> **THE INPUT**
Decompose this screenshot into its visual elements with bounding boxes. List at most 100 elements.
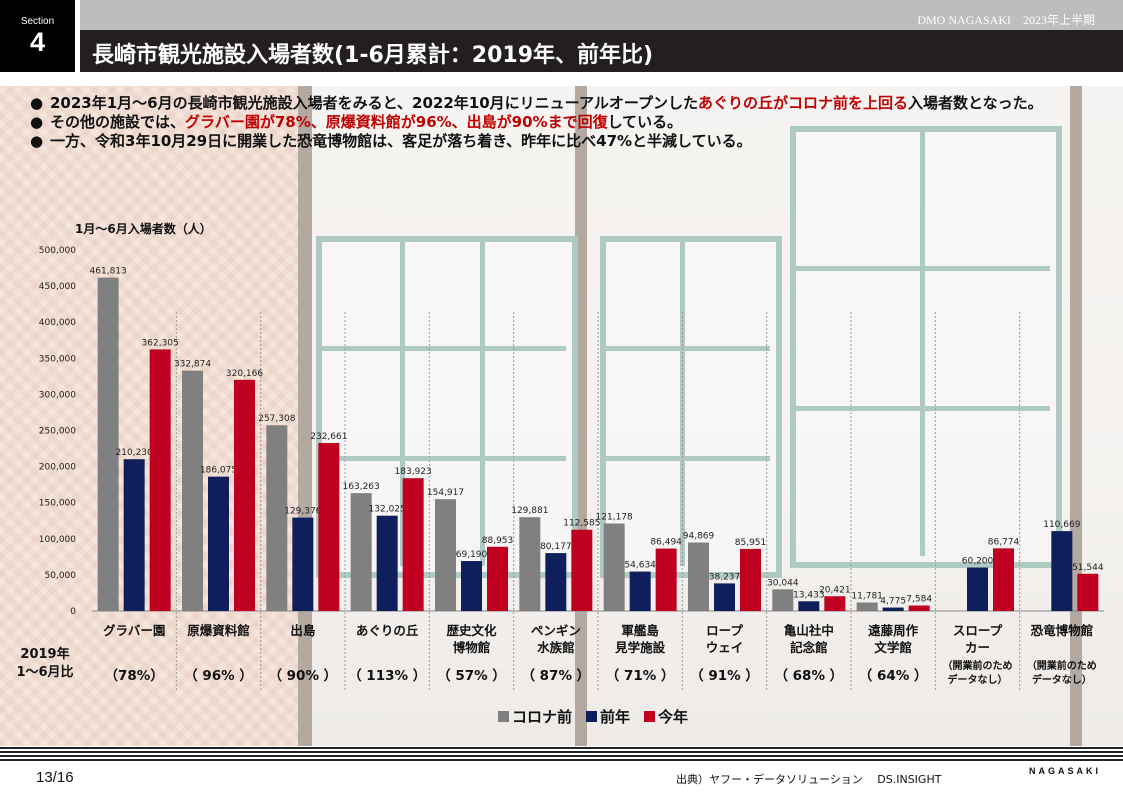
bar-data-label: 86,774	[988, 537, 1020, 547]
bar-data-label: 94,869	[683, 532, 715, 542]
bullet-list: ● 2023年1月～6月の長崎市観光施設入場者をみると、2022年10月にリニュー…	[30, 94, 1110, 151]
category-label: 軍艦島 見学施設	[598, 622, 682, 656]
category-label: ロープ ウェイ	[682, 622, 766, 656]
category-label-line: スロープ	[952, 623, 1003, 638]
bar-pre-covid	[266, 425, 288, 611]
bar-data-label: 69,190	[456, 550, 488, 560]
category-label-line: 水族館	[537, 640, 575, 655]
bar-data-label: 154,917	[427, 488, 464, 498]
bar-this-year	[149, 349, 171, 611]
bullet-dot: ●	[30, 113, 44, 131]
bar-data-label: 51,544	[1072, 563, 1104, 573]
y-tick-label: 50,000	[45, 571, 77, 581]
bar-last-year	[882, 607, 904, 611]
bullet-text: している。	[607, 113, 683, 131]
category-label-line: ウェイ	[705, 640, 744, 655]
bar-data-label: 163,263	[343, 482, 380, 492]
bar-last-year	[545, 553, 567, 611]
category-label-line: ペンギン	[530, 623, 581, 638]
bar-data-label: 11,781	[851, 591, 883, 601]
category-label-line: あぐりの丘	[355, 623, 419, 638]
bar-data-label: 20,421	[819, 585, 851, 595]
bar-last-year	[798, 601, 820, 611]
bar-data-label: 38,237	[709, 572, 741, 582]
bullet-text: 一方、令和3年10月29日に開業した恐竜博物館は、客足が落ち着き、昨年に比べ47…	[50, 132, 752, 150]
bar-data-label: 183,923	[395, 467, 432, 477]
bar-this-year	[318, 443, 340, 611]
bar-data-label: 110,669	[1043, 520, 1080, 530]
bar-last-year	[967, 567, 988, 611]
bar-last-year	[376, 515, 398, 611]
bar-data-label: 121,178	[596, 513, 633, 523]
bar-data-label: 362,305	[142, 338, 179, 348]
bar-this-year	[655, 548, 677, 611]
category-label-line: 文学館	[874, 640, 912, 655]
bar-data-label: 30,044	[767, 578, 799, 588]
y-tick-label: 250,000	[39, 427, 76, 437]
category-label: あぐりの丘	[345, 622, 429, 639]
bar-last-year	[292, 517, 314, 611]
category-label-line: 記念館	[790, 640, 828, 655]
y-tick-label: 0	[70, 607, 76, 617]
bar-data-label: 112,585	[563, 519, 600, 529]
bar-this-year	[740, 548, 761, 611]
source-note: 出典）ヤフー・データソリューション DS.INSIGHT	[676, 773, 942, 786]
bar-data-label: 129,376	[284, 507, 321, 517]
recovery-ratio: （ 90% ）	[268, 668, 338, 684]
legend-swatch	[498, 711, 509, 722]
header-org-period: DMO NAGASAKI 2023年上半期	[917, 13, 1095, 27]
y-axis-title: 1月～6月入場者数（人）	[75, 222, 212, 236]
bar-this-year	[402, 478, 424, 611]
category-label-line: 恐竜博物館	[1030, 623, 1094, 638]
ratio-row-label: 2019年 1～6月比	[14, 646, 76, 682]
brand-logo-text: NAGASAKI	[1028, 766, 1101, 776]
legend-item-pre-covid: コロナ前	[498, 706, 572, 727]
category-label: グラバー園	[92, 622, 176, 639]
chart-legend: コロナ前 前年 今年	[498, 706, 688, 727]
category-label-line: 博物館	[452, 640, 491, 655]
recovery-ratio: （ 87% ）	[521, 668, 591, 684]
no-data-note-line: データなし）	[947, 675, 1008, 686]
recovery-ratio: （ 64% ）	[858, 668, 928, 684]
no-data-note: （開業前のため データなし）	[935, 660, 1019, 688]
y-tick-label: 200,000	[39, 463, 76, 473]
category-label: 亀山社中 記念館	[767, 622, 851, 656]
category-label-line: 原爆資料館	[187, 623, 250, 638]
recovery-ratio: （78%）	[104, 668, 164, 684]
recovery-ratio: （ 96% ）	[184, 668, 253, 684]
bar-this-year	[824, 596, 846, 611]
bar-data-label: 86,494	[650, 538, 682, 548]
category-label-line: 出島	[290, 623, 316, 638]
y-tick-label: 150,000	[39, 499, 76, 509]
bar-this-year	[908, 605, 930, 611]
category-label: 出島	[261, 622, 345, 639]
bar-pre-covid	[856, 602, 878, 611]
bullet-text: その他の施設では、	[50, 113, 186, 131]
y-tick-label: 400,000	[39, 318, 76, 328]
bar-data-label: 88,953	[482, 536, 514, 546]
bullet-item: ● 2023年1月～6月の長崎市観光施設入場者をみると、2022年10月にリニュー…	[30, 94, 1110, 113]
recovery-ratio: （ 113% ）	[348, 668, 427, 684]
bar-last-year	[1051, 531, 1073, 611]
bar-pre-covid	[519, 517, 541, 611]
y-tick-label: 100,000	[39, 535, 76, 545]
bar-data-label: 257,308	[258, 414, 295, 424]
bar-last-year	[629, 571, 651, 611]
no-data-note-line: （開業前のため	[942, 661, 1013, 672]
header-top-bar	[80, 0, 1123, 30]
y-tick-label: 500,000	[39, 246, 76, 256]
legend-swatch	[644, 711, 656, 722]
bar-data-label: 7,584	[906, 595, 932, 605]
bar-pre-covid	[772, 589, 794, 611]
bar-pre-covid	[603, 523, 625, 611]
bar-data-label: 80,177	[540, 542, 572, 552]
bar-pre-covid	[688, 542, 709, 611]
bar-data-label: 210,230	[116, 448, 153, 458]
y-tick-label: 450,000	[39, 282, 76, 292]
category-label: ペンギン 水族館	[514, 622, 598, 656]
category-label-line: 遠藤周作	[868, 623, 919, 638]
bar-last-year	[208, 476, 229, 611]
legend-label: 前年	[600, 708, 631, 726]
bar-data-label: 4,775	[880, 597, 906, 607]
bullet-item: ● 一方、令和3年10月29日に開業した恐竜博物館は、客足が落ち着き、昨年に比べ4…	[30, 132, 1110, 151]
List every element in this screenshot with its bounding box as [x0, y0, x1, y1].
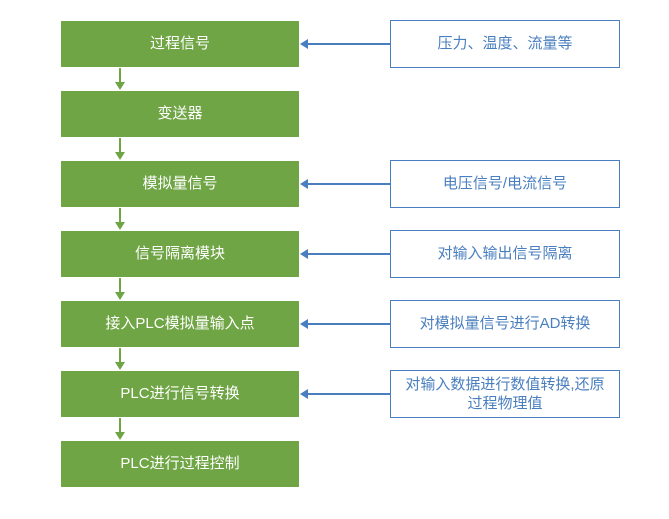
annotation-node-a3: 电压信号/电流信号	[390, 160, 620, 208]
annotation-node-a6: 对输入数据进行数值转换,还原过程物理值	[390, 370, 620, 418]
main-node-n2: 变送器	[60, 90, 300, 138]
main-node-label: PLC进行信号转换	[120, 384, 239, 404]
main-node-label: 变送器	[157, 104, 202, 124]
main-node-n4: 信号隔离模块	[60, 230, 300, 278]
flowchart-canvas: 过程信号变送器模拟量信号信号隔离模块接入PLC模拟量输入点 PLC进行信号转换 PL…	[20, 20, 649, 499]
main-node-label: 过程信号	[150, 34, 210, 54]
annotation-node-label: 对输入输出信号隔离	[437, 244, 572, 264]
main-node-n6: PLC进行信号转换	[60, 370, 300, 418]
main-node-n1: 过程信号	[60, 20, 300, 68]
main-node-label: 模拟量信号	[142, 174, 217, 194]
main-node-label: 接入PLC模拟量输入点	[105, 314, 254, 334]
annotation-node-label: 对输入数据进行数值转换,还原过程物理值	[399, 375, 611, 414]
annotation-node-label: 压力、温度、流量等	[437, 34, 572, 54]
main-node-n5: 接入PLC模拟量输入点	[60, 300, 300, 348]
main-node-n3: 模拟量信号	[60, 160, 300, 208]
main-node-n7: PLC进行过程控制	[60, 440, 300, 488]
main-node-label: 信号隔离模块	[135, 244, 225, 264]
annotation-node-a1: 压力、温度、流量等	[390, 20, 620, 68]
annotation-node-a5: 对模拟量信号进行AD转换	[390, 300, 620, 348]
annotation-node-a4: 对输入输出信号隔离	[390, 230, 620, 278]
main-node-label: PLC进行过程控制	[120, 454, 239, 474]
annotation-node-label: 电压信号/电流信号	[443, 174, 567, 194]
annotation-node-label: 对模拟量信号进行AD转换	[420, 314, 591, 334]
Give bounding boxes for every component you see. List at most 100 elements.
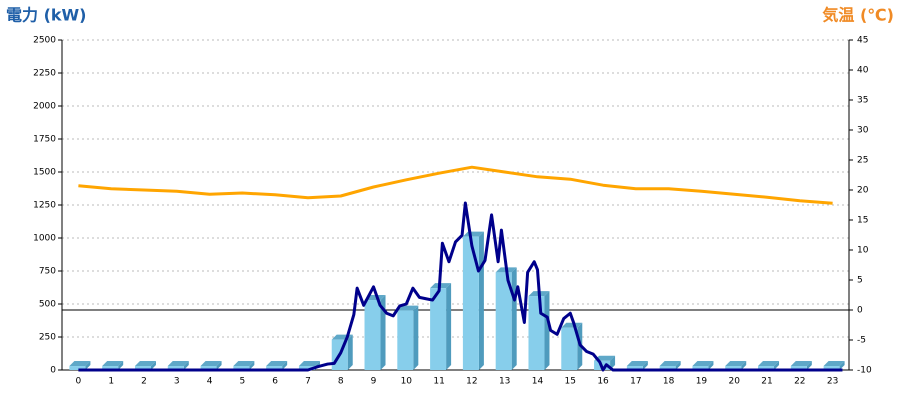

> **REQUEST**
Format the part of the material that opens with the line containing "160, 620, 208]" and runs through the end of the material as a Markdown table with the columns n and Line, giving each line its row number. Skip blank lines and leave the pictures out.

> **EXERCISE RESULT**
| n | Line |
|---|---|
| 1 | annotation-node-a3: 电压信号/电流信号	[390, 160, 620, 208] |
| 2 | annotation-node-a6: 对输入数据进行数值转换,还原过程物理值	[390, 370, 620, 418] |
| 3 | main-node-n2: 变送器	[60, 90, 300, 138] |
| 4 | main-node-label: PLC进行信号转换	[120, 384, 239, 404] |
| 5 | main-node-label: 变送器	[157, 104, 202, 124] |
| 6 | main-node-n4: 信号隔离模块	[60, 230, 300, 278] |
| 7 | flowchart-canvas: 过程信号变送器模拟量信号信号隔离模块接入PLC模拟量输入点 PLC进行信号转换 PL…	[20, 20, 649, 499] |
| 8 | main-node-label: 过程信号	[150, 34, 210, 54] |
| 9 | annotation-node-label: 对输入输出信号隔离	[437, 244, 572, 264] |
| 10 | main-node-n6: PLC进行信号转换	[60, 370, 300, 418] |
| 11 | main-node-n1: 过程信号	[60, 20, 300, 68] |
| 12 | main-node-label: 模拟量信号	[142, 174, 217, 194] |
| 13 | main-node-label: 接入PLC模拟量输入点	[105, 314, 254, 334] |
| 14 | annotation-node-label: 对输入数据进行数值转换,还原过程物理值	[399, 375, 611, 414] |
| 15 | annotation-node-label: 压力、温度、流量等	[437, 34, 572, 54] |
| 16 | main-node-n5: 接入PLC模拟量输入点	[60, 300, 300, 348] |
| 17 | main-node-n3: 模拟量信号	[60, 160, 300, 208] |
| 18 | main-node-n7: PLC进行过程控制	[60, 440, 300, 488] |
| 19 | main-node-label: 信号隔离模块	[135, 244, 225, 264] |
| 20 | annotation-node-a1: 压力、温度、流量等	[390, 20, 620, 68] |
| 21 | annotation-node-a5: 对模拟量信号进行AD转换	[390, 300, 620, 348] |
| 22 | annotation-node-a4: 对输入输出信号隔离	[390, 230, 620, 278] |
| 23 | main-node-label: PLC进行过程控制	[120, 454, 239, 474] |
| 24 | annotation-node-label: 电压信号/电流信号	[443, 174, 567, 194] |
| 25 | annotation-node-label: 对模拟量信号进行AD转换	[420, 314, 591, 334] |
| 26 | Give bounding boxes for every component you see. List at most 100 elements. |